- Given information:
- - - - - - -
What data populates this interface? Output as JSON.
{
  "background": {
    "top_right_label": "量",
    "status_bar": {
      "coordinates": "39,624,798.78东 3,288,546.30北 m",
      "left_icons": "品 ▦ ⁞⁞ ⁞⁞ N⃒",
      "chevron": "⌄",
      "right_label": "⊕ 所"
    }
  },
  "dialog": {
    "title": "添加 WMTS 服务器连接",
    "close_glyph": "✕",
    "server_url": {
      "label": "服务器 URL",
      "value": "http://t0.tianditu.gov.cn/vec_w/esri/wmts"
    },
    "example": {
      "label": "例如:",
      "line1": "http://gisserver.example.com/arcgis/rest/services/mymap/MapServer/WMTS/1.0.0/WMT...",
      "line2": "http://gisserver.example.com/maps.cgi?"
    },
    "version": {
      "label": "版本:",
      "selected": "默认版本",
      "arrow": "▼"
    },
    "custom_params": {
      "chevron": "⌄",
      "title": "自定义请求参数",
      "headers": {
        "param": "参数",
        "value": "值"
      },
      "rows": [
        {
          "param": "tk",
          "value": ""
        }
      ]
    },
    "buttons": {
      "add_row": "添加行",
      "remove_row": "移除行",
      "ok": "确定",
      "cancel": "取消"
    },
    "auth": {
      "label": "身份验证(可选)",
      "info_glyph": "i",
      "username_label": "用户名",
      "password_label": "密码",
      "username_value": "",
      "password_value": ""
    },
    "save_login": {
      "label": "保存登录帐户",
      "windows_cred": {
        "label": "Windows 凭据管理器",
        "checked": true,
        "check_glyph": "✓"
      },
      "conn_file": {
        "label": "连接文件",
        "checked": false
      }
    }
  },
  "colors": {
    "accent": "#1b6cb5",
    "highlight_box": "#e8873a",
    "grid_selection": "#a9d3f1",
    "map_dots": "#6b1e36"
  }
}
- - - - - - -
- Required task: Transcribe all lines as written.

- Solution below:
What data populates this interface? Output as JSON.
{
  "background": {
    "top_right_label": "量",
    "status_bar": {
      "coordinates": "39,624,798.78东 3,288,546.30北 m",
      "left_icons": "品 ▦ ⁞⁞ ⁞⁞ N⃒",
      "chevron": "⌄",
      "right_label": "⊕ 所"
    }
  },
  "dialog": {
    "title": "添加 WMTS 服务器连接",
    "close_glyph": "✕",
    "server_url": {
      "label": "服务器 URL",
      "value": "http://t0.tianditu.gov.cn/vec_w/esri/wmts"
    },
    "example": {
      "label": "例如:",
      "line1": "http://gisserver.example.com/arcgis/rest/services/mymap/MapServer/WMTS/1.0.0/WMT...",
      "line2": "http://gisserver.example.com/maps.cgi?"
    },
    "version": {
      "label": "版本:",
      "selected": "默认版本",
      "arrow": "▼"
    },
    "custom_params": {
      "chevron": "⌄",
      "title": "自定义请求参数",
      "headers": {
        "param": "参数",
        "value": "值"
      },
      "rows": [
        {
          "param": "tk",
          "value": ""
        }
      ]
    },
    "buttons": {
      "add_row": "添加行",
      "remove_row": "移除行",
      "ok": "确定",
      "cancel": "取消"
    },
    "auth": {
      "label": "身份验证(可选)",
      "info_glyph": "i",
      "username_label": "用户名",
      "password_label": "密码",
      "username_value": "",
      "password_value": ""
    },
    "save_login": {
      "label": "保存登录帐户",
      "windows_cred": {
        "label": "Windows 凭据管理器",
        "checked": true,
        "check_glyph": "✓"
      },
      "conn_file": {
        "label": "连接文件",
        "checked": false
      }
    }
  },
  "colors": {
    "accent": "#1b6cb5",
    "highlight_box": "#e8873a",
    "grid_selection": "#a9d3f1",
    "map_dots": "#6b1e36"
  }
}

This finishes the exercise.